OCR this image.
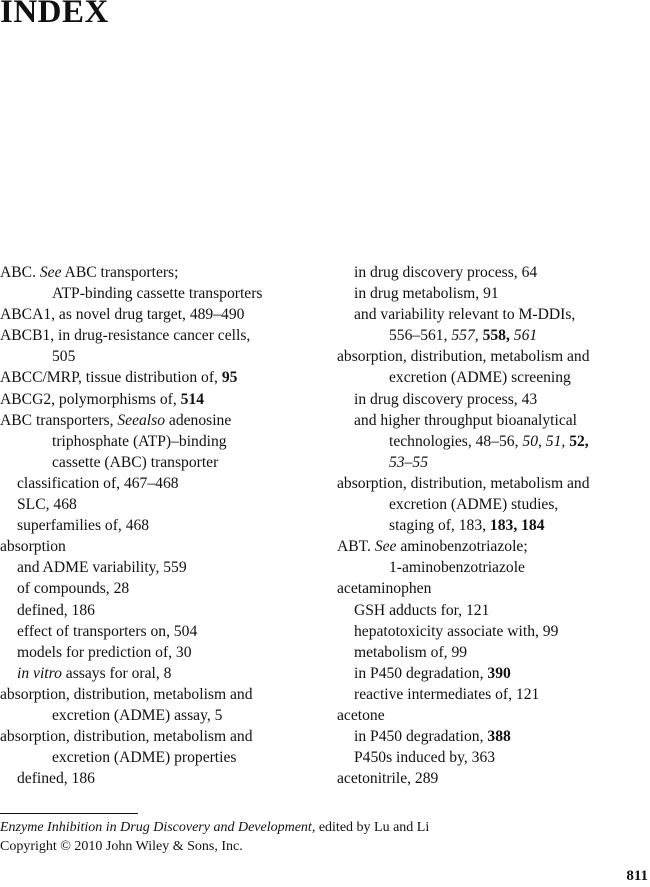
INDEX
ABC. See ABC transporters;
ATP-binding cassette transporters
ABCA1, as novel drug target, 489–490
ABCB1, in drug-resistance cancer cells,
505
ABCC/MRP, tissue distribution of, 95
ABCG2, polymorphisms of, 514
ABC transporters, Seealso adenosine
triphosphate (ATP)–binding
cassette (ABC) transporter
classification of, 467–468
SLC, 468
superfamilies of, 468
absorption
and ADME variability, 559
of compounds, 28
defined, 186
effect of transporters on, 504
models for prediction of, 30
in vitro assays for oral, 8
absorption, distribution, metabolism and
excretion (ADME) assay, 5
absorption, distribution, metabolism and
excretion (ADME) properties
defined, 186
in drug discovery process, 64
in drug metabolism, 91
and variability relevant to M-DDIs,
556–561, 557, 558, 561
absorption, distribution, metabolism and
excretion (ADME) screening
in drug discovery process, 43
and higher throughput bioanalytical
technologies, 48–56, 50, 51, 52,
53–55
absorption, distribution, metabolism and
excretion (ADME) studies,
staging of, 183, 183, 184
ABT. See aminobenzotriazole;
1-aminobenzotriazole
acetaminophen
GSH adducts for, 121
hepatotoxicity associate with, 99
metabolism of, 99
in P450 degradation, 390
reactive intermediates of, 121
acetone
in P450 degradation, 388
P450s induced by, 363
acetonitrile, 289
Enzyme Inhibition in Drug Discovery and Development, edited by Lu and Li
Copyright © 2010 John Wiley & Sons, Inc.
811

···

TASK INSTRUCTIONS - Retype all the records exactly and keep out every picture.

WRITTEN ANSWER -
OCR this image.
INDEX
ABC. See ABC transporters;
ATP-binding cassette transporters
ABCA1, as novel drug target, 489–490
ABCB1, in drug-resistance cancer cells,
505
ABCC/MRP, tissue distribution of, 95
ABCG2, polymorphisms of, 514
ABC transporters, Seealso adenosine
triphosphate (ATP)–binding
cassette (ABC) transporter
classification of, 467–468
SLC, 468
superfamilies of, 468
absorption
and ADME variability, 559
of compounds, 28
defined, 186
effect of transporters on, 504
models for prediction of, 30
in vitro assays for oral, 8
absorption, distribution, metabolism and
excretion (ADME) assay, 5
absorption, distribution, metabolism and
excretion (ADME) properties
defined, 186
in drug discovery process, 64
in drug metabolism, 91
and variability relevant to M-DDIs,
556–561, 557, 558, 561
absorption, distribution, metabolism and
excretion (ADME) screening
in drug discovery process, 43
and higher throughput bioanalytical
technologies, 48–56, 50, 51, 52,
53–55
absorption, distribution, metabolism and
excretion (ADME) studies,
staging of, 183, 183, 184
ABT. See aminobenzotriazole;
1-aminobenzotriazole
acetaminophen
GSH adducts for, 121
hepatotoxicity associate with, 99
metabolism of, 99
in P450 degradation, 390
reactive intermediates of, 121
acetone
in P450 degradation, 388
P450s induced by, 363
acetonitrile, 289
Enzyme Inhibition in Drug Discovery and Development, edited by Lu and Li
Copyright © 2010 John Wiley & Sons, Inc.
811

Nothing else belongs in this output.